■ Selected excerpt:
Editor's note: In "Livin' on a Prayer," John epically sings "when she cries in the night, Tommy whispers baby it's okay, someday." In one of the greatest misheard lyrics of all time, Mrs. ExVox mistakenly thought Jon says "When she cries in the night time at Christmas baby it's ok. someday."
Thursday: I'm reminded that Bon Jovi is not in the Rock 'n Roll Hall of Fame. Even more insulting, they weren't even on the ballot this year. The critic in me reasons that, despite rocking a million faces worldwide and single-handedly inventing the MTV Unplugged series, their music is not influential. But the fan in me recalls hearing "Bed of Roses" for the first time, as a senior in high school, and being floored over the band's progression from hair metal playboys to introspective E-Streeters. Four years later, after being swallowed whole by the 90s, they'd release These Days, easily their strongest collection of songs and a sparkling testament to Jon's underrated abilities as a lyricist and soul singer. At worst, Bon Jovi's best music is surely a fun/fist-pumping, nostalgic yet necessary romp through a simpler, less-ironic era. And, Rock Hall or not, we now live in a graceless age.

■ Data in this exercise:
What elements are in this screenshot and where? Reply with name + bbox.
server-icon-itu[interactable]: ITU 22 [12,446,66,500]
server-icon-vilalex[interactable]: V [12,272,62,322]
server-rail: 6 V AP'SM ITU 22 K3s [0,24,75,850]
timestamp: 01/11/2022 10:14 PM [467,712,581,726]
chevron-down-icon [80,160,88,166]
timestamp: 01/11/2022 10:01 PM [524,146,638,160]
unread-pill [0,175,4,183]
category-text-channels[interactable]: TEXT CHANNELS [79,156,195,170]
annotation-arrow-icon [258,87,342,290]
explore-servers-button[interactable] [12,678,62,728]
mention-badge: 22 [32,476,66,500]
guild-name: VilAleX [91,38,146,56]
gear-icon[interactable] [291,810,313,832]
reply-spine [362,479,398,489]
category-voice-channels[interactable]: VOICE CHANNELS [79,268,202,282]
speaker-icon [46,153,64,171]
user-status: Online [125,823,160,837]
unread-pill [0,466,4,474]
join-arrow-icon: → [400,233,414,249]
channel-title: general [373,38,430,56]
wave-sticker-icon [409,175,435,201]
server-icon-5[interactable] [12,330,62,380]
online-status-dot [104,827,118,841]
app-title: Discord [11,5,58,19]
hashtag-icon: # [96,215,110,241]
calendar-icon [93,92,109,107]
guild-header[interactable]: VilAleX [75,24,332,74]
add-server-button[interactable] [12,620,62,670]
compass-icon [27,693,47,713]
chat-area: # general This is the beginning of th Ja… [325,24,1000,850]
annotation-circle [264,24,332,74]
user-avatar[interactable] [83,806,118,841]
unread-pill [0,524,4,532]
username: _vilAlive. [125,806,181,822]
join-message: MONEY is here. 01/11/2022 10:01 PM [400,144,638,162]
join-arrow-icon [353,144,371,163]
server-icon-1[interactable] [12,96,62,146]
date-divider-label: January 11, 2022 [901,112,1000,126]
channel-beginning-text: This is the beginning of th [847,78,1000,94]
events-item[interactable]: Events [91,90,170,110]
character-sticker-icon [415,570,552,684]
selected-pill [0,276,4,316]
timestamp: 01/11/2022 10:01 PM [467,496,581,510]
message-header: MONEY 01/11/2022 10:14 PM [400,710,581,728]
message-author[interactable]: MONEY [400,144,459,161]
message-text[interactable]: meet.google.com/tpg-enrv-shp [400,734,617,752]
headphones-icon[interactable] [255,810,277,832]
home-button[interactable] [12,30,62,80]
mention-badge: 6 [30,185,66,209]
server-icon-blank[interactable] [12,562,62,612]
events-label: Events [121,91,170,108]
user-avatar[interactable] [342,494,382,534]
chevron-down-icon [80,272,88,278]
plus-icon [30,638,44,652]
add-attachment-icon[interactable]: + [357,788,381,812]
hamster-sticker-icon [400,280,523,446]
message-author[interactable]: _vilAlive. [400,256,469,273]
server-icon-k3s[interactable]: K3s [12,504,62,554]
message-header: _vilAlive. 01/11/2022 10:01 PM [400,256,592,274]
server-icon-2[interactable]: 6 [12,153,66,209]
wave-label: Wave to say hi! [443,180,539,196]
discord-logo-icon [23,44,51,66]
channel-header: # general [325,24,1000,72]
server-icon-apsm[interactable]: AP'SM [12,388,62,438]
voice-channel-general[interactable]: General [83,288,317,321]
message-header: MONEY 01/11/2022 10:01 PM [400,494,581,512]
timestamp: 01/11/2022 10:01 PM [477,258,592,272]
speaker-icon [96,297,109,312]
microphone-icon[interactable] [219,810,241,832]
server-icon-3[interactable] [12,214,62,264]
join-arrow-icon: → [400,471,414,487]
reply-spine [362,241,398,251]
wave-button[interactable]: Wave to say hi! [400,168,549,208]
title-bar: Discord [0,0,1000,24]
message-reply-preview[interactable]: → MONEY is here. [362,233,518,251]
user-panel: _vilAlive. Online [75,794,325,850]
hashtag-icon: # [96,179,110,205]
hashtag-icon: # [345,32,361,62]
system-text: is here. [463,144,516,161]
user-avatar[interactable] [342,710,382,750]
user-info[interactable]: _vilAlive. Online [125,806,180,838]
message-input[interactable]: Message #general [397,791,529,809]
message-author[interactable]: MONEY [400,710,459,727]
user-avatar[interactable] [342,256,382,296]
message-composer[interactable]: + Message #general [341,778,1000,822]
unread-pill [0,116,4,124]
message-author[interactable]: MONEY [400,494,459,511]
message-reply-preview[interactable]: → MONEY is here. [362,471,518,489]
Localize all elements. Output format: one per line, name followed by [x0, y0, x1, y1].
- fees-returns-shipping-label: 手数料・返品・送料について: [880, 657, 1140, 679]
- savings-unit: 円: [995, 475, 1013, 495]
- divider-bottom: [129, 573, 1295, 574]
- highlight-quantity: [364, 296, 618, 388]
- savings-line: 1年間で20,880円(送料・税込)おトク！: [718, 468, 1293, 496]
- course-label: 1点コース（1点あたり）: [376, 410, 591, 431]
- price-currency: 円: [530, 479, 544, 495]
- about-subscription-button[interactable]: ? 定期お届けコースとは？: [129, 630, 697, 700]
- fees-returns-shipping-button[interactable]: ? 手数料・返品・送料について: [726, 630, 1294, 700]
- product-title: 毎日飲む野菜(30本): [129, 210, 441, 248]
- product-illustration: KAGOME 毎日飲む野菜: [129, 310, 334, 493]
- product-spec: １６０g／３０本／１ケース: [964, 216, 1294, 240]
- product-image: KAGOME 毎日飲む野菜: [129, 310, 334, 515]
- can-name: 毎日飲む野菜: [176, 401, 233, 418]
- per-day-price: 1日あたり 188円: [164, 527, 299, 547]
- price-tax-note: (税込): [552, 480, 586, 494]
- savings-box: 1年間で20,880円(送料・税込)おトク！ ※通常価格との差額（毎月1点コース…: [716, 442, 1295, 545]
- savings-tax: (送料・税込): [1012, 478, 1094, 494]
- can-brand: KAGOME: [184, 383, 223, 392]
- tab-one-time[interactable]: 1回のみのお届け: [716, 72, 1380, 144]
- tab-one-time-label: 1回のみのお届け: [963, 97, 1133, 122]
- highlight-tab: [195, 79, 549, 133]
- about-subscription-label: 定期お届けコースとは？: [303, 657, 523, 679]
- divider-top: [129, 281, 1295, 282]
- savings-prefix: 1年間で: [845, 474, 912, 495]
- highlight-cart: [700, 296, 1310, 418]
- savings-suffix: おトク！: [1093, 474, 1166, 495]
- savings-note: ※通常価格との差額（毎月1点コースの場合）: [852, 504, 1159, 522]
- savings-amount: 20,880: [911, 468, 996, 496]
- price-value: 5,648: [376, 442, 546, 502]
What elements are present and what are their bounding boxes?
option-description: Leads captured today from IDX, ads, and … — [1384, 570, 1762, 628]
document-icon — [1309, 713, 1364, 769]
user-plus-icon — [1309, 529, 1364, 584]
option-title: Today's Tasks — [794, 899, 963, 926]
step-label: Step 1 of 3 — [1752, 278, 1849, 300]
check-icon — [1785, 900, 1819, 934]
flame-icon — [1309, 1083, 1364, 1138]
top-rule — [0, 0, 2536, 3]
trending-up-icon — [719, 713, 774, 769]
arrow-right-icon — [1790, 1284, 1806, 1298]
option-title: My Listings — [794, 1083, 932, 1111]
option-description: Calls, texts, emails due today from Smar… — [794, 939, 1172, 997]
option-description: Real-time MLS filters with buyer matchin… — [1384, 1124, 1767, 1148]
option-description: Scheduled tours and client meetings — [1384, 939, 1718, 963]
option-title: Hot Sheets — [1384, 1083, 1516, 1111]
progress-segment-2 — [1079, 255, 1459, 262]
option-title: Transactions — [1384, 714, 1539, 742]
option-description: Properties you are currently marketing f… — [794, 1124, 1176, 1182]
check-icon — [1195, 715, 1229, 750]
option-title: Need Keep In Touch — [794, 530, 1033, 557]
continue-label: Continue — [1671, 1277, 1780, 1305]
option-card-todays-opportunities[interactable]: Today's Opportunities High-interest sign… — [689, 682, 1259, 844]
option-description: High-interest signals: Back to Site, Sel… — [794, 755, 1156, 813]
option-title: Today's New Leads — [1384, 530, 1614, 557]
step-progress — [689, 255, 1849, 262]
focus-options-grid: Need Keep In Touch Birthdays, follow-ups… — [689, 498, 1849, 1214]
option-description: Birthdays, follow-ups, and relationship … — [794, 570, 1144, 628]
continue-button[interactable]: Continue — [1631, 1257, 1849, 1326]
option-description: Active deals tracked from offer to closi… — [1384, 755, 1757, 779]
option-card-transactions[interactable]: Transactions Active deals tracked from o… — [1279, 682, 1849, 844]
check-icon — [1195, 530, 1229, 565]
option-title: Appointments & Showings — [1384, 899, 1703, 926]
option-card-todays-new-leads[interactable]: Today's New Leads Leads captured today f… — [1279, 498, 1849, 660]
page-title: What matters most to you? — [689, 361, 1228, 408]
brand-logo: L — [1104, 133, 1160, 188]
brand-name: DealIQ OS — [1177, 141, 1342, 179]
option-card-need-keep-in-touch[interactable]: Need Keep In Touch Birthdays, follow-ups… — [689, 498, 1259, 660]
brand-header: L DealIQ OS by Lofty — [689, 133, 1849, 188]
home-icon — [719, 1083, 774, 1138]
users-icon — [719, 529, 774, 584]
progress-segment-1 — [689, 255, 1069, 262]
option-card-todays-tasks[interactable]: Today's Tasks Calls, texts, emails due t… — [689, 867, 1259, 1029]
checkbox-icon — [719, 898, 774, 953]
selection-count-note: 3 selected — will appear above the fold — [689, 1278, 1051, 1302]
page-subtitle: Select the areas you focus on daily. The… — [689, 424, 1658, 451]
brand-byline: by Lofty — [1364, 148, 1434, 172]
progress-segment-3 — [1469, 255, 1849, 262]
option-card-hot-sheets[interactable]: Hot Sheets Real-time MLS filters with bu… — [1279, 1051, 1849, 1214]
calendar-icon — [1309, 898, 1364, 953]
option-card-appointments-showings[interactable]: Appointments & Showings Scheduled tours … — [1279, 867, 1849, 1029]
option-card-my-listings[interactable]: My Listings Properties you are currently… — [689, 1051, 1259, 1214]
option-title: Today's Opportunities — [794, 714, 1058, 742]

■ Exercise tasks:
1. Write out the part of the Bon Jovi passage from "Thursday: I'm reminded" up to and including "a graceless age.", keeping every word and mark as it is.
2. Pull out the lines of the records from the start of the records up to and including the line that contains "username: _vilAlive. [125,806,181,822]", reproducing each line without any change.

■ Answers for this exercise:
1.
Thursday: I'm reminded that Bon Jovi is not in the Rock 'n Roll Hall of Fame. Even more insulting, they weren't even on the ballot this year. The critic in me reasons that, despite rocking a million faces worldwide and single-handedly inventing the MTV Unplugged series, their music is not influential. But the fan in me recalls hearing "Bed of Roses" for the first time, as a senior in high school, and being floored over the band's progression from hair metal playboys to introspective E-Streeters. Four years later, after being swallowed whole by the 90s, they'd release These Days, easily their strongest collection of songs and a sparkling testament to Jon's underrated abilities as a lyricist and soul singer. At worst, Bon Jovi's best music is surely a fun/fist-pumping, nostalgic yet necessary romp through a simpler, less-ironic era. And, Rock Hall or not, we now live in a graceless age.

2.
What elements are in this screenshot and where? Reply with name + bbox.
server-icon-itu[interactable]: ITU 22 [12,446,66,500]
server-icon-vilalex[interactable]: V [12,272,62,322]
server-rail: 6 V AP'SM ITU 22 K3s [0,24,75,850]
timestamp: 01/11/2022 10:14 PM [467,712,581,726]
chevron-down-icon [80,160,88,166]
timestamp: 01/11/2022 10:01 PM [524,146,638,160]
unread-pill [0,175,4,183]
category-text-channels[interactable]: TEXT CHANNELS [79,156,195,170]
annotation-arrow-icon [258,87,342,290]
explore-servers-button[interactable] [12,678,62,728]
mention-badge: 22 [32,476,66,500]
guild-name: VilAleX [91,38,146,56]
gear-icon[interactable] [291,810,313,832]
reply-spine [362,479,398,489]
category-voice-channels[interactable]: VOICE CHANNELS [79,268,202,282]
speaker-icon [46,153,64,171]
user-status: Online [125,823,160,837]
unread-pill [0,466,4,474]
join-arrow-icon: → [400,233,414,249]
channel-title: general [373,38,430,56]
wave-sticker-icon [409,175,435,201]
server-icon-5[interactable] [12,330,62,380]
online-status-dot [104,827,118,841]
app-title: Discord [11,5,58,19]
hashtag-icon: # [96,215,110,241]
calendar-icon [93,92,109,107]
guild-header[interactable]: VilAleX [75,24,332,74]
add-server-button[interactable] [12,620,62,670]
compass-icon [27,693,47,713]
chat-area: # general This is the beginning of th Ja… [325,24,1000,850]
annotation-circle [264,24,332,74]
user-avatar[interactable] [83,806,118,841]
unread-pill [0,524,4,532]
username: _vilAlive. [125,806,181,822]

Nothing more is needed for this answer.